• **AIM OF THE EXERCISE**
Copy out each line of the data that holds the word "JSON".

═════ DATA SECTION

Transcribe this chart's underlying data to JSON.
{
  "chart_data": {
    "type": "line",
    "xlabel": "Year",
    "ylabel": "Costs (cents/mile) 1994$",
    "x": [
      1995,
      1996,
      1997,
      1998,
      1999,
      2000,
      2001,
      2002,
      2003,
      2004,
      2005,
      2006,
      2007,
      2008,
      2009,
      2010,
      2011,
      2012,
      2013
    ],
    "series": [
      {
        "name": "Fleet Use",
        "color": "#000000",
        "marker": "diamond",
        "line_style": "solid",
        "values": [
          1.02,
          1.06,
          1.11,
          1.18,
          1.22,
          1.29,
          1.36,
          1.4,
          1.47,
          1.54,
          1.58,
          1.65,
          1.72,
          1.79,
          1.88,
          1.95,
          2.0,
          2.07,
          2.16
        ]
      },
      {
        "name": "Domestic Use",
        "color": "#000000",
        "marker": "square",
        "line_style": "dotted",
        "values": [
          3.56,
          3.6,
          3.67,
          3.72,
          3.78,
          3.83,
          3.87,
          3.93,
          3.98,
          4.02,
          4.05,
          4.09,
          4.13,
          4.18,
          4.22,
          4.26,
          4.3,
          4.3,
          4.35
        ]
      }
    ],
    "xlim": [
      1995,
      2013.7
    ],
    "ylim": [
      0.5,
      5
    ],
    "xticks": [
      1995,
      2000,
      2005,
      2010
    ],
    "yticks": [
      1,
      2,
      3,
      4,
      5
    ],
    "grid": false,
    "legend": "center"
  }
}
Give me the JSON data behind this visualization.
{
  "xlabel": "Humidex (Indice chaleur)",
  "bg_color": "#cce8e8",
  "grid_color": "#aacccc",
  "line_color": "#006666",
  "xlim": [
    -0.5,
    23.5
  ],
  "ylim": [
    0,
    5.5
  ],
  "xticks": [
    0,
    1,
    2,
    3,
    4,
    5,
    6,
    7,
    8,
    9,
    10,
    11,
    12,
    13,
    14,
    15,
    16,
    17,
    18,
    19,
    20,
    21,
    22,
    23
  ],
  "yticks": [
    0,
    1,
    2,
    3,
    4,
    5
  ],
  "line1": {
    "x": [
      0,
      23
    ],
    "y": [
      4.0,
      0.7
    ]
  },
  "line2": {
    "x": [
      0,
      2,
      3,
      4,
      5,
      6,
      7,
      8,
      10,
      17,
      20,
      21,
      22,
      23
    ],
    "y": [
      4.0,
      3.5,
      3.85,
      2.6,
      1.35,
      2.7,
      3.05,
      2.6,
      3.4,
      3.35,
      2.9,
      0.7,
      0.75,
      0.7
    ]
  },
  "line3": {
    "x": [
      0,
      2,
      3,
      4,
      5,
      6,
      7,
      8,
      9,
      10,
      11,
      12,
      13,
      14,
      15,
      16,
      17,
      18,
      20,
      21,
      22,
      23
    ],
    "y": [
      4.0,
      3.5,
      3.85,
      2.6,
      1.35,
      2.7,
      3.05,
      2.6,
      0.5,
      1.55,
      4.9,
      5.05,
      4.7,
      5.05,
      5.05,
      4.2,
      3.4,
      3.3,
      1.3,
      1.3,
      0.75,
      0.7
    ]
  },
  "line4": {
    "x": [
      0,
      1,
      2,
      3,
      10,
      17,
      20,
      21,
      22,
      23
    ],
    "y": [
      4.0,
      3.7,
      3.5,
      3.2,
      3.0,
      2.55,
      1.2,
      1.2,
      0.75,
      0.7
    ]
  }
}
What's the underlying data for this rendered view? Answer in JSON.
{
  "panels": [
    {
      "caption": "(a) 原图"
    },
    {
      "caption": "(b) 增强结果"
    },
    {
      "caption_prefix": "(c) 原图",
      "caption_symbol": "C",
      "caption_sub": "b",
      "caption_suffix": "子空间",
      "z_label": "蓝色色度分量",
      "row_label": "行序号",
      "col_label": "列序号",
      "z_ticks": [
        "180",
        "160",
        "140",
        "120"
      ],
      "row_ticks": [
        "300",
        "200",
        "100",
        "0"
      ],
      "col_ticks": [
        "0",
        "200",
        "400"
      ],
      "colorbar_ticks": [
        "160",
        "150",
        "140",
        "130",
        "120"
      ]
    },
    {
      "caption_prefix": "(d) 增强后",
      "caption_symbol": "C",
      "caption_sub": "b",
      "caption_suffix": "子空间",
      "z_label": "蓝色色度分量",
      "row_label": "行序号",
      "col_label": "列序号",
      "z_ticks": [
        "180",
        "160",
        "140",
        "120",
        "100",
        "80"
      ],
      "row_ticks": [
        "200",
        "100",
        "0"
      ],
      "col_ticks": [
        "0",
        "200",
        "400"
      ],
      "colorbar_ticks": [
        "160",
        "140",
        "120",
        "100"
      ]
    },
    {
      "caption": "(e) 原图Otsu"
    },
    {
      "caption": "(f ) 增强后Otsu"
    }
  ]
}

══════════

• **ANSWER TO THIS EXERCISE**
Transcribe this chart's underlying data to JSON.
Give me the JSON data behind this visualization.
What's the underlying data for this rendered view? Answer in JSON.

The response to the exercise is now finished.